((

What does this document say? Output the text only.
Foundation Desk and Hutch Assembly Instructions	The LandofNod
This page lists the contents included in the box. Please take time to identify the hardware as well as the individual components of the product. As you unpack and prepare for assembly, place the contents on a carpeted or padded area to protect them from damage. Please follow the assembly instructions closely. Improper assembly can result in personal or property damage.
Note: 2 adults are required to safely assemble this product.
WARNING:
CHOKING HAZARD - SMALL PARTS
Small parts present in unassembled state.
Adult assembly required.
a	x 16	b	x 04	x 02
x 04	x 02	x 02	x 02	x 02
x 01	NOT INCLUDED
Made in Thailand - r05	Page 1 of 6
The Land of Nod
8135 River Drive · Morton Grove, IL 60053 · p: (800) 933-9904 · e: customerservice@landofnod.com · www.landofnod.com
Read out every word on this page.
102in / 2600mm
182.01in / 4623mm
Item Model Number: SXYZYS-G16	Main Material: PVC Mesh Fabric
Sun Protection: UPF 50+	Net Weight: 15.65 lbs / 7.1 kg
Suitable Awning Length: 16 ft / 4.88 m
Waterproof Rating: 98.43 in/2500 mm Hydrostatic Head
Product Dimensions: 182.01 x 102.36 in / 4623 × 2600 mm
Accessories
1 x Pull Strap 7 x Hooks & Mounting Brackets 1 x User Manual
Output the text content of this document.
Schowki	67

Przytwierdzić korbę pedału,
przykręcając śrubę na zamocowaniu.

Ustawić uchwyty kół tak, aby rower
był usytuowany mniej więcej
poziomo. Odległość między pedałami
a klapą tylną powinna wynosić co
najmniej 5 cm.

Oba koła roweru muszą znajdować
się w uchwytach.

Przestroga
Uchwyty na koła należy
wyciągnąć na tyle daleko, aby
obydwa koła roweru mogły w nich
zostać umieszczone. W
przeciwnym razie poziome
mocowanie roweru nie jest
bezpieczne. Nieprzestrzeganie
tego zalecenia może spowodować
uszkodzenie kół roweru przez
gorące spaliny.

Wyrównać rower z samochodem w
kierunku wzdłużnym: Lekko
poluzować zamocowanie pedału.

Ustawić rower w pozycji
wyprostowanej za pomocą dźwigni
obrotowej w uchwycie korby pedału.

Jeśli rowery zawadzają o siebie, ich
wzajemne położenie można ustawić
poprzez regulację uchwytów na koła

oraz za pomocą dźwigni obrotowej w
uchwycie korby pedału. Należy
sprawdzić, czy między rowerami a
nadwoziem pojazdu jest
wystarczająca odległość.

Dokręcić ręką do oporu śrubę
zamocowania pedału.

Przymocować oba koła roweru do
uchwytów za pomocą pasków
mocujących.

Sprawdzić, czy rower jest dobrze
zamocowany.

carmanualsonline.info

))

◆ **REQUIRED WORK**
Can you give every line above again, exactly as written?

◆ **THE REPLY**
What does this document say? Output the text only.
Foundation Desk and Hutch Assembly Instructions	The LandofNod
This page lists the contents included in the box. Please take time to identify the hardware as well as the individual components of the product. As you unpack and prepare for assembly, place the contents on a carpeted or padded area to protect them from damage. Please follow the assembly instructions closely. Improper assembly can result in personal or property damage.
Note: 2 adults are required to safely assemble this product.
WARNING:
CHOKING HAZARD - SMALL PARTS
Small parts present in unassembled state.
Adult assembly required.
a	x 16	b	x 04	x 02
x 04	x 02	x 02	x 02	x 02
x 01	NOT INCLUDED
Made in Thailand - r05	Page 1 of 6
The Land of Nod
8135 River Drive · Morton Grove, IL 60053 · p: (800) 933-9904 · e: customerservice@landofnod.com · www.landofnod.com
Read out every word on this page.
102in / 2600mm
182.01in / 4623mm
Item Model Number: SXYZYS-G16	Main Material: PVC Mesh Fabric
Sun Protection: UPF 50+	Net Weight: 15.65 lbs / 7.1 kg
Suitable Awning Length: 16 ft / 4.88 m
Waterproof Rating: 98.43 in/2500 mm Hydrostatic Head
Product Dimensions: 182.01 x 102.36 in / 4623 × 2600 mm
Accessories
1 x Pull Strap 7 x Hooks & Mounting Brackets 1 x User Manual
Output the text content of this document.
Schowki	67

Przytwierdzić korbę pedału,
przykręcając śrubę na zamocowaniu.

Ustawić uchwyty kół tak, aby rower
był usytuowany mniej więcej
poziomo. Odległość między pedałami
a klapą tylną powinna wynosić co
najmniej 5 cm.

Oba koła roweru muszą znajdować
się w uchwytach.

Przestroga
Uchwyty na koła należy
wyciągnąć na tyle daleko, aby
obydwa koła roweru mogły w nich
zostać umieszczone. W
przeciwnym razie poziome
mocowanie roweru nie jest
bezpieczne. Nieprzestrzeganie
tego zalecenia może spowodować
uszkodzenie kół roweru przez
gorące spaliny.

Wyrównać rower z samochodem w
kierunku wzdłużnym: Lekko
poluzować zamocowanie pedału.

Ustawić rower w pozycji
wyprostowanej za pomocą dźwigni
obrotowej w uchwycie korby pedału.

Jeśli rowery zawadzają o siebie, ich
wzajemne położenie można ustawić
poprzez regulację uchwytów na koła

oraz za pomocą dźwigni obrotowej w
uchwycie korby pedału. Należy
sprawdzić, czy między rowerami a
nadwoziem pojazdu jest
wystarczająca odległość.

Dokręcić ręką do oporu śrubę
zamocowania pedału.

Przymocować oba koła roweru do
uchwytów za pomocą pasków
mocujących.

Sprawdzić, czy rower jest dobrze
zamocowany.

carmanualsonline.info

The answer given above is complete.